Entries from a dataset
***

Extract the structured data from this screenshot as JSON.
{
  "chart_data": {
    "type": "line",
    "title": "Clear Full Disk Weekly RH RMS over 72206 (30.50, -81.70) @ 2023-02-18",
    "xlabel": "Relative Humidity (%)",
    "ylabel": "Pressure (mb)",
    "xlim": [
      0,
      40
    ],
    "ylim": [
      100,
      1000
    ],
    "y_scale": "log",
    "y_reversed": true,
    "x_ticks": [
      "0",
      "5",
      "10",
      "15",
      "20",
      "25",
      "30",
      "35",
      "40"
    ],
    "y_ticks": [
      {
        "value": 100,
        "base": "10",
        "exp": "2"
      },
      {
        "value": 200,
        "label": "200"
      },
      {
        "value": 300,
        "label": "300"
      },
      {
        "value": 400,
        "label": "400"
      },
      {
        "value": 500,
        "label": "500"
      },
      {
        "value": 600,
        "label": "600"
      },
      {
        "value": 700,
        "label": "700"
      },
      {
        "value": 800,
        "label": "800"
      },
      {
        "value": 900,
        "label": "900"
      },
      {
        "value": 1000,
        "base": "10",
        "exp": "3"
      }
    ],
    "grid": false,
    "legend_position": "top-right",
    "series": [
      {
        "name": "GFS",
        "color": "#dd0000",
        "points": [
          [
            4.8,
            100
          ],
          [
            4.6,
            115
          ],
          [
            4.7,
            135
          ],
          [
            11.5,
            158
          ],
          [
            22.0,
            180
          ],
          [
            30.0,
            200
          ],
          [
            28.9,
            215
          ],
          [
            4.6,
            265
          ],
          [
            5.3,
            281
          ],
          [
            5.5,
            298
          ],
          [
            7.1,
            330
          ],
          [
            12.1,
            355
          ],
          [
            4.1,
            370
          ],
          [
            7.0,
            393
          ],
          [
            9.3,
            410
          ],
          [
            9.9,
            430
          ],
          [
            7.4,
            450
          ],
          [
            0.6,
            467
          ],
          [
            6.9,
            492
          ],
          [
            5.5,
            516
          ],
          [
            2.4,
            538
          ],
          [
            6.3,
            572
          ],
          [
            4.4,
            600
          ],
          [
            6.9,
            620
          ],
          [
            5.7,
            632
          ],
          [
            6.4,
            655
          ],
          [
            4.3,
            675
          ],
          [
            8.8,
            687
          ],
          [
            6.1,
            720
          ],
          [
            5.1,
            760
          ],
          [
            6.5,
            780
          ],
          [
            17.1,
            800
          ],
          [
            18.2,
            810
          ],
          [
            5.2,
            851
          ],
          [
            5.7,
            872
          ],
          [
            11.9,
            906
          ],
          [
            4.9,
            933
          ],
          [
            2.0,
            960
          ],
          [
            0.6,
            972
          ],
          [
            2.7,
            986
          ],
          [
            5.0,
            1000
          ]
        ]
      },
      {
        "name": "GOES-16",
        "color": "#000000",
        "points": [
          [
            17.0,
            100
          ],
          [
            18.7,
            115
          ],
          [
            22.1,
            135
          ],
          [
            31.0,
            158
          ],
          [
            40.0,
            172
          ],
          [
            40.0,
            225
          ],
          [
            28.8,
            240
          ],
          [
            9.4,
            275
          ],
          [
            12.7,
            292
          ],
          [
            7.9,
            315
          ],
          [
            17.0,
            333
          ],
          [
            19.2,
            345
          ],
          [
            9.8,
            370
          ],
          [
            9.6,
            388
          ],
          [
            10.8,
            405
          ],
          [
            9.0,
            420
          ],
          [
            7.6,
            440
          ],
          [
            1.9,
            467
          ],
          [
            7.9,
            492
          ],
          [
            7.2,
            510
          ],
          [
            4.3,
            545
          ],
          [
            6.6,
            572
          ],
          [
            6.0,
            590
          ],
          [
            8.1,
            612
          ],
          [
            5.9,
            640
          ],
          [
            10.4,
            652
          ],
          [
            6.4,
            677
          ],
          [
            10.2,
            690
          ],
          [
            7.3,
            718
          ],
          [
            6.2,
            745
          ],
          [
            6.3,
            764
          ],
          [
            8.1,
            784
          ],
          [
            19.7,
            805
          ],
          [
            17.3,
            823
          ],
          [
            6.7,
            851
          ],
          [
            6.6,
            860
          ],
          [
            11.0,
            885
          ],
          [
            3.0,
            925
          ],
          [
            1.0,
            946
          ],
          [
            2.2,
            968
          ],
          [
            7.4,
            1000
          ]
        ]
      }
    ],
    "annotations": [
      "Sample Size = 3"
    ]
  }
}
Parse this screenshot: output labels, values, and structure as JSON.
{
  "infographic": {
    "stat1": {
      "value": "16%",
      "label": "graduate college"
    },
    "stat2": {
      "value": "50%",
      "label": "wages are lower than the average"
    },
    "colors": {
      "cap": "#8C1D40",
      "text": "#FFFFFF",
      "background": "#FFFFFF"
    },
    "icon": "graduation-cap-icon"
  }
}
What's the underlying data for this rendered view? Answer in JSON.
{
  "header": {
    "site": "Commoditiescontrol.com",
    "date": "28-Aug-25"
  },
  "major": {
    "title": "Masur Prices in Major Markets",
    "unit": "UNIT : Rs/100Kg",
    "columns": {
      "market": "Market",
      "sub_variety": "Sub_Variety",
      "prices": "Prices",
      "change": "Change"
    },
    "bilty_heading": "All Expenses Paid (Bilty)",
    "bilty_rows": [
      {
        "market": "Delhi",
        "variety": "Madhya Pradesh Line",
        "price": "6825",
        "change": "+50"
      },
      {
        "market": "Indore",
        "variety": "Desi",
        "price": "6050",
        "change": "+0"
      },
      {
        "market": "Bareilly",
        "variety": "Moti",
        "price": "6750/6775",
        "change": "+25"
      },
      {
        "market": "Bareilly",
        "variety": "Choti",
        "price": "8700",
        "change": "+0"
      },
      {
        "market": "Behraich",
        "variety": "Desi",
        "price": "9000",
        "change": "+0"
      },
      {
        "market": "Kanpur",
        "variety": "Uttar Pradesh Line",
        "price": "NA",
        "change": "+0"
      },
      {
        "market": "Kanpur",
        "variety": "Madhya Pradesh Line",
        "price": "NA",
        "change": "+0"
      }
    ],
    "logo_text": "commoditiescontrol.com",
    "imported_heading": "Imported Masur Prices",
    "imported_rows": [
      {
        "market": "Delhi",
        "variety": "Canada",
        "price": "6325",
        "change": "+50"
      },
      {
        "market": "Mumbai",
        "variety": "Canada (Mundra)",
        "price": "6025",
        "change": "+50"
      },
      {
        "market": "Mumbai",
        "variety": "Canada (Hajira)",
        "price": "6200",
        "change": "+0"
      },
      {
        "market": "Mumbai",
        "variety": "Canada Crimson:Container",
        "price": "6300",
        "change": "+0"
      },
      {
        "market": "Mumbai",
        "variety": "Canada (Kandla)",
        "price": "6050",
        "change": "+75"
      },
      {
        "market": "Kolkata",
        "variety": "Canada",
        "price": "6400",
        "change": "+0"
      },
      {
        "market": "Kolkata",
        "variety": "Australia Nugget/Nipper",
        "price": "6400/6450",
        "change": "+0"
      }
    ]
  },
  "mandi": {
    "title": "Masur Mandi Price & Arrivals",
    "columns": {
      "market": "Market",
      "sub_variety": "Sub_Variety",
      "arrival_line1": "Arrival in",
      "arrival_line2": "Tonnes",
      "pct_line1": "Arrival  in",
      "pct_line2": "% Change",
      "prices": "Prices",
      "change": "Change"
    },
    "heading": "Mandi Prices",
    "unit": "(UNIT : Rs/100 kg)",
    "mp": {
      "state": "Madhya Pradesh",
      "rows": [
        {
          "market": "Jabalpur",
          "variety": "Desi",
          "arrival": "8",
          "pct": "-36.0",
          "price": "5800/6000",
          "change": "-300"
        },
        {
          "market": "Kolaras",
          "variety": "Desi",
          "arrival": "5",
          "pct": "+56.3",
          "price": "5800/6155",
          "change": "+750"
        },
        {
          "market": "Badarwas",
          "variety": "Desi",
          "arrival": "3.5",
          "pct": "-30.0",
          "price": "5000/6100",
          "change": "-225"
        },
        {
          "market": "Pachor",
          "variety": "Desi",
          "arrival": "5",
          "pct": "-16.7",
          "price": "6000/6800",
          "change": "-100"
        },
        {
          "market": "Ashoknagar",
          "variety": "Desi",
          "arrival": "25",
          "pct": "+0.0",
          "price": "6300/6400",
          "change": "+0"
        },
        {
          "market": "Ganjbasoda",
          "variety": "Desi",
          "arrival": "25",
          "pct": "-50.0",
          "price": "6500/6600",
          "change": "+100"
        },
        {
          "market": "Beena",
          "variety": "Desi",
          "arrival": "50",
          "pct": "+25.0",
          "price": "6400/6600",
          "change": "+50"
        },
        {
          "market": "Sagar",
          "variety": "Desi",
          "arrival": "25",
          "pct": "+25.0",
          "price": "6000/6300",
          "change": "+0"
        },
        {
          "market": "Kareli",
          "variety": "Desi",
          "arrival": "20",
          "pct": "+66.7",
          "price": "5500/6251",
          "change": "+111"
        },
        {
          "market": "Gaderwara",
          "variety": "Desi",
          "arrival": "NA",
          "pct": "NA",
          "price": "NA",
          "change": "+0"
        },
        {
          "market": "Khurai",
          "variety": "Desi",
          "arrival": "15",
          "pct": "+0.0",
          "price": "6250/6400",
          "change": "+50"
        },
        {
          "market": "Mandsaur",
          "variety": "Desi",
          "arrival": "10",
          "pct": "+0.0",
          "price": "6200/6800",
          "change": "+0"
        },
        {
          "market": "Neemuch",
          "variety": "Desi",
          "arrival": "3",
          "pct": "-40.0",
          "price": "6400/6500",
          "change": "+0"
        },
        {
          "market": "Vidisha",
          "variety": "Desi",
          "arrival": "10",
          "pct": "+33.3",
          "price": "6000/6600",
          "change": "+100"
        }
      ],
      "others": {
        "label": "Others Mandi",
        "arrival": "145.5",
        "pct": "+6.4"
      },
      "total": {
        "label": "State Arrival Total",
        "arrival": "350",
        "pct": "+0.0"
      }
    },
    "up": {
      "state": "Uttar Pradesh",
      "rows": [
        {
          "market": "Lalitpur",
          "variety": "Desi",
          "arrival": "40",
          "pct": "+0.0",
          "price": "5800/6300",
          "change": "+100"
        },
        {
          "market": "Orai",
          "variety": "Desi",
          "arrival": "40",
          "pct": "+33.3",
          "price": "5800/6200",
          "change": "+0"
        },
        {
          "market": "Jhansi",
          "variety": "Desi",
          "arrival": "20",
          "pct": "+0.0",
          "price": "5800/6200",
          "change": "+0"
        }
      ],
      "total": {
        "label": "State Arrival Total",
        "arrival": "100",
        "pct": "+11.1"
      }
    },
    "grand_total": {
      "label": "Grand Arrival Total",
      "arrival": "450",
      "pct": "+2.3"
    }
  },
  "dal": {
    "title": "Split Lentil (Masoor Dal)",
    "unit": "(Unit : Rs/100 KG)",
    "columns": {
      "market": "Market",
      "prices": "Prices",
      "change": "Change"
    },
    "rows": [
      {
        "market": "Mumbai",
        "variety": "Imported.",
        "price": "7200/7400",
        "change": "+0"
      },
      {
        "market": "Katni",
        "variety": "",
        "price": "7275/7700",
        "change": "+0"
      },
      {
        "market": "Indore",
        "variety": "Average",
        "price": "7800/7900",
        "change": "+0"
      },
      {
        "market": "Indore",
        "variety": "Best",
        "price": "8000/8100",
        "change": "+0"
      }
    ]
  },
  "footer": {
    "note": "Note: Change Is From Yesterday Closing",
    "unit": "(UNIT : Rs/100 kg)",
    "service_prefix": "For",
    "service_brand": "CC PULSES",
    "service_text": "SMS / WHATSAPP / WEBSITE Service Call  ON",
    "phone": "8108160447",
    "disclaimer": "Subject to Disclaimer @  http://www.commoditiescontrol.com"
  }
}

***

> _REQUEST_
Collect every line above that contains the word "JSON".

> _REPLY TO THE EXERCISE_
Extract the structured data from this screenshot as JSON.
Parse this screenshot: output labels, values, and structure as JSON.
What's the underlying data for this rendered view? Answer in JSON.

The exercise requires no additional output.